Task prompt
Copy out all of the material exactly as presented.

Records for this exercise
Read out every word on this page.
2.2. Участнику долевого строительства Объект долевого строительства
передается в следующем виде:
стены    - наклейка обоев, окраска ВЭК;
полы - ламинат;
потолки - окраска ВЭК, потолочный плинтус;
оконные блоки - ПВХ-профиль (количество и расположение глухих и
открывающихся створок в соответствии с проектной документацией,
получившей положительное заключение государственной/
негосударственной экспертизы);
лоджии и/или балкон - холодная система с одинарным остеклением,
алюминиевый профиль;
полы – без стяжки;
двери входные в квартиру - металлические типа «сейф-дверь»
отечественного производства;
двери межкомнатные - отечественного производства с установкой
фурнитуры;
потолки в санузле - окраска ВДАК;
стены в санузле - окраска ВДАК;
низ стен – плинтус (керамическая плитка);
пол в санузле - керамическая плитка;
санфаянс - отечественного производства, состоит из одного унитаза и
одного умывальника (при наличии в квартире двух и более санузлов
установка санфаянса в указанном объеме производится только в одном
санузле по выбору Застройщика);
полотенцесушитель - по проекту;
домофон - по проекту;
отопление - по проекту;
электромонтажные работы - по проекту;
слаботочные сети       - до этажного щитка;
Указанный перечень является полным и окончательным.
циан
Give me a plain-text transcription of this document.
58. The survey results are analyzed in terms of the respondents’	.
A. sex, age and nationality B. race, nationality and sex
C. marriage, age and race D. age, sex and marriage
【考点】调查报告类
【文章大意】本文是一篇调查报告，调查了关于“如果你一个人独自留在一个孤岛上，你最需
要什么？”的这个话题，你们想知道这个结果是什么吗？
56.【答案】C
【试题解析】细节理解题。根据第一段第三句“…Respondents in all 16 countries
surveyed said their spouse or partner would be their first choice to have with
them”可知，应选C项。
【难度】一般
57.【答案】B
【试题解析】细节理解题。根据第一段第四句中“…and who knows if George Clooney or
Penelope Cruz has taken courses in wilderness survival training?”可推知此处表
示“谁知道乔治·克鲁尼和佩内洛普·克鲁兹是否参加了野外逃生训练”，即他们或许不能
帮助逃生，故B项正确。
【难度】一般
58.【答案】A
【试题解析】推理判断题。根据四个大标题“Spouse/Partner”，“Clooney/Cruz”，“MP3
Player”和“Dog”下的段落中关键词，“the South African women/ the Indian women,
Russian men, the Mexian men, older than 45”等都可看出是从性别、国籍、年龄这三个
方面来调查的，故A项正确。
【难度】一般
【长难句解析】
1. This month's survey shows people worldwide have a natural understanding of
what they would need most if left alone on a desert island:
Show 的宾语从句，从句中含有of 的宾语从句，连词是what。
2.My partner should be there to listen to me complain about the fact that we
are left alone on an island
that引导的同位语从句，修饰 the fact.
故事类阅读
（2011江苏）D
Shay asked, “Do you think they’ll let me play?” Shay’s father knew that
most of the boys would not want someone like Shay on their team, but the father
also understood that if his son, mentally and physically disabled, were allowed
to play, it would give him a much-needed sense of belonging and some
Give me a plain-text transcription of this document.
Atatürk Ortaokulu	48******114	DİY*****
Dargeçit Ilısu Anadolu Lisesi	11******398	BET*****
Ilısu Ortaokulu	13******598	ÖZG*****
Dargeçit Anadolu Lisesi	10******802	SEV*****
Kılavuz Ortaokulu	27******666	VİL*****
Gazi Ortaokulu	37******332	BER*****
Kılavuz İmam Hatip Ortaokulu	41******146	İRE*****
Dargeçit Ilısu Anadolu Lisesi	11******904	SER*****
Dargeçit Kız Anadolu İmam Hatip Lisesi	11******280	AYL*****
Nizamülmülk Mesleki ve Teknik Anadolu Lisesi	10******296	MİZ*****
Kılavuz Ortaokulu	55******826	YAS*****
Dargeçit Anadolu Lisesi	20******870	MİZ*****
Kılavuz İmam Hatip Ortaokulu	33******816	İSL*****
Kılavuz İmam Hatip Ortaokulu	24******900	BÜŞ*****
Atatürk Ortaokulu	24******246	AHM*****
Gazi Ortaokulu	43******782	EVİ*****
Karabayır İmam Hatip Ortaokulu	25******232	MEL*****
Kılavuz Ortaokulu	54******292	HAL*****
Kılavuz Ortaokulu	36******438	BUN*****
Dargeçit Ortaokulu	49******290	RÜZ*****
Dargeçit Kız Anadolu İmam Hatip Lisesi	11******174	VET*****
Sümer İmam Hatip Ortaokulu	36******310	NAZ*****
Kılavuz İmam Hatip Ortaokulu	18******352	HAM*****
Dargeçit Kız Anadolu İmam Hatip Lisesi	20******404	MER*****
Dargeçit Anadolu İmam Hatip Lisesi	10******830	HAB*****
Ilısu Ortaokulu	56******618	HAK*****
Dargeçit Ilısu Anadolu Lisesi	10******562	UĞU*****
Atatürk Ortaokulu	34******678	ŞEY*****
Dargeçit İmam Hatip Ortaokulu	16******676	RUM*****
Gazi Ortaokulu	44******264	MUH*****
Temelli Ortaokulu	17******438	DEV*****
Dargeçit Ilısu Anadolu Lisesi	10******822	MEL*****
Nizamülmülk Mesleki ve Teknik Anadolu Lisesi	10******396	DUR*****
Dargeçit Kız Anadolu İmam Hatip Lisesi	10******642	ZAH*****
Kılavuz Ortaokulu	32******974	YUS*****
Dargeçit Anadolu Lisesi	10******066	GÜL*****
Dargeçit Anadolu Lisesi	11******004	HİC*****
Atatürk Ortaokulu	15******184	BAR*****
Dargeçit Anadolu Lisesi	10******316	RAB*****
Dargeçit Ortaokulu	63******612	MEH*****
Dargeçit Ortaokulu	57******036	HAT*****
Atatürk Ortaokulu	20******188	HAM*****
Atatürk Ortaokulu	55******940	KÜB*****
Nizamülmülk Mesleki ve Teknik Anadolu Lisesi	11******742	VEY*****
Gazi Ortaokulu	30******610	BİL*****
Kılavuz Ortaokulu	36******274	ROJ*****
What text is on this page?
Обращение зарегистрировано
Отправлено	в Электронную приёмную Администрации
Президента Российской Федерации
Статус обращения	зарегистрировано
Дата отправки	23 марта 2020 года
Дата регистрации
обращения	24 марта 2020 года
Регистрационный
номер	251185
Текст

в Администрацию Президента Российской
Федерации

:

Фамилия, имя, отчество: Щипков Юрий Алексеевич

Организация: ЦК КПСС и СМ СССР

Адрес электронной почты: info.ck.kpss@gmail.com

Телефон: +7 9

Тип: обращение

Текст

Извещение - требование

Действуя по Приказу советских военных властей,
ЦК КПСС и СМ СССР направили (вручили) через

Answer to the exercise
Read out every word on this page.
2.2. Участнику долевого строительства Объект долевого строительства
передается в следующем виде:
стены    - наклейка обоев, окраска ВЭК;
полы - ламинат;
потолки - окраска ВЭК, потолочный плинтус;
оконные блоки - ПВХ-профиль (количество и расположение глухих и
открывающихся створок в соответствии с проектной документацией,
получившей положительное заключение государственной/
негосударственной экспертизы);
лоджии и/или балкон - холодная система с одинарным остеклением,
алюминиевый профиль;
полы – без стяжки;
двери входные в квартиру - металлические типа «сейф-дверь»
отечественного производства;
двери межкомнатные - отечественного производства с установкой
фурнитуры;
потолки в санузле - окраска ВДАК;
стены в санузле - окраска ВДАК;
низ стен – плинтус (керамическая плитка);
пол в санузле - керамическая плитка;
санфаянс - отечественного производства, состоит из одного унитаза и
одного умывальника (при наличии в квартире двух и более санузлов
установка санфаянса в указанном объеме производится только в одном
санузле по выбору Застройщика);
полотенцесушитель - по проекту;
домофон - по проекту;
отопление - по проекту;
электромонтажные работы - по проекту;
слаботочные сети       - до этажного щитка;
Указанный перечень является полным и окончательным.
циан
Give me a plain-text transcription of this document.
58. The survey results are analyzed in terms of the respondents’	.
A. sex, age and nationality B. race, nationality and sex
C. marriage, age and race D. age, sex and marriage
【考点】调查报告类
【文章大意】本文是一篇调查报告，调查了关于“如果你一个人独自留在一个孤岛上，你最需
要什么？”的这个话题，你们想知道这个结果是什么吗？
56.【答案】C
【试题解析】细节理解题。根据第一段第三句“…Respondents in all 16 countries
surveyed said their spouse or partner would be their first choice to have with
them”可知，应选C项。
【难度】一般
57.【答案】B
【试题解析】细节理解题。根据第一段第四句中“…and who knows if George Clooney or
Penelope Cruz has taken courses in wilderness survival training?”可推知此处表
示“谁知道乔治·克鲁尼和佩内洛普·克鲁兹是否参加了野外逃生训练”，即他们或许不能
帮助逃生，故B项正确。
【难度】一般
58.【答案】A
【试题解析】推理判断题。根据四个大标题“Spouse/Partner”，“Clooney/Cruz”，“MP3
Player”和“Dog”下的段落中关键词，“the South African women/ the Indian women,
Russian men, the Mexian men, older than 45”等都可看出是从性别、国籍、年龄这三个
方面来调查的，故A项正确。
【难度】一般
【长难句解析】
1. This month's survey shows people worldwide have a natural understanding of
what they would need most if left alone on a desert island:
Show 的宾语从句，从句中含有of 的宾语从句，连词是what。
2.My partner should be there to listen to me complain about the fact that we
are left alone on an island
that引导的同位语从句，修饰 the fact.
故事类阅读
（2011江苏）D
Shay asked, “Do you think they’ll let me play?” Shay’s father knew that
most of the boys would not want someone like Shay on their team, but the father
also understood that if his son, mentally and physically disabled, were allowed
to play, it would give him a much-needed sense of belonging and some
Give me a plain-text transcription of this document.
Atatürk Ortaokulu	48******114	DİY*****
Dargeçit Ilısu Anadolu Lisesi	11******398	BET*****
Ilısu Ortaokulu	13******598	ÖZG*****
Dargeçit Anadolu Lisesi	10******802	SEV*****
Kılavuz Ortaokulu	27******666	VİL*****
Gazi Ortaokulu	37******332	BER*****
Kılavuz İmam Hatip Ortaokulu	41******146	İRE*****
Dargeçit Ilısu Anadolu Lisesi	11******904	SER*****
Dargeçit Kız Anadolu İmam Hatip Lisesi	11******280	AYL*****
Nizamülmülk Mesleki ve Teknik Anadolu Lisesi	10******296	MİZ*****
Kılavuz Ortaokulu	55******826	YAS*****
Dargeçit Anadolu Lisesi	20******870	MİZ*****
Kılavuz İmam Hatip Ortaokulu	33******816	İSL*****
Kılavuz İmam Hatip Ortaokulu	24******900	BÜŞ*****
Atatürk Ortaokulu	24******246	AHM*****
Gazi Ortaokulu	43******782	EVİ*****
Karabayır İmam Hatip Ortaokulu	25******232	MEL*****
Kılavuz Ortaokulu	54******292	HAL*****
Kılavuz Ortaokulu	36******438	BUN*****
Dargeçit Ortaokulu	49******290	RÜZ*****
Dargeçit Kız Anadolu İmam Hatip Lisesi	11******174	VET*****
Sümer İmam Hatip Ortaokulu	36******310	NAZ*****
Kılavuz İmam Hatip Ortaokulu	18******352	HAM*****
Dargeçit Kız Anadolu İmam Hatip Lisesi	20******404	MER*****
Dargeçit Anadolu İmam Hatip Lisesi	10******830	HAB*****
Ilısu Ortaokulu	56******618	HAK*****
Dargeçit Ilısu Anadolu Lisesi	10******562	UĞU*****
Atatürk Ortaokulu	34******678	ŞEY*****
Dargeçit İmam Hatip Ortaokulu	16******676	RUM*****
Gazi Ortaokulu	44******264	MUH*****
Temelli Ortaokulu	17******438	DEV*****
Dargeçit Ilısu Anadolu Lisesi	10******822	MEL*****
Nizamülmülk Mesleki ve Teknik Anadolu Lisesi	10******396	DUR*****
Dargeçit Kız Anadolu İmam Hatip Lisesi	10******642	ZAH*****
Kılavuz Ortaokulu	32******974	YUS*****
Dargeçit Anadolu Lisesi	10******066	GÜL*****
Dargeçit Anadolu Lisesi	11******004	HİC*****
Atatürk Ortaokulu	15******184	BAR*****
Dargeçit Anadolu Lisesi	10******316	RAB*****
Dargeçit Ortaokulu	63******612	MEH*****
Dargeçit Ortaokulu	57******036	HAT*****
Atatürk Ortaokulu	20******188	HAM*****
Atatürk Ortaokulu	55******940	KÜB*****
Nizamülmülk Mesleki ve Teknik Anadolu Lisesi	11******742	VEY*****
Gazi Ortaokulu	30******610	BİL*****
Kılavuz Ortaokulu	36******274	ROJ*****
What text is on this page?
Обращение зарегистрировано
Отправлено	в Электронную приёмную Администрации
Президента Российской Федерации
Статус обращения	зарегистрировано
Дата отправки	23 марта 2020 года
Дата регистрации
обращения	24 марта 2020 года
Регистрационный
номер	251185
Текст

в Администрацию Президента Российской
Федерации

:

Фамилия, имя, отчество: Щипков Юрий Алексеевич

Организация: ЦК КПСС и СМ СССР

Адрес электронной почты: info.ck.kpss@gmail.com

Телефон: +7 9

Тип: обращение

Текст

Извещение - требование

Действуя по Приказу советских военных властей,
ЦК КПСС и СМ СССР направили (вручили) через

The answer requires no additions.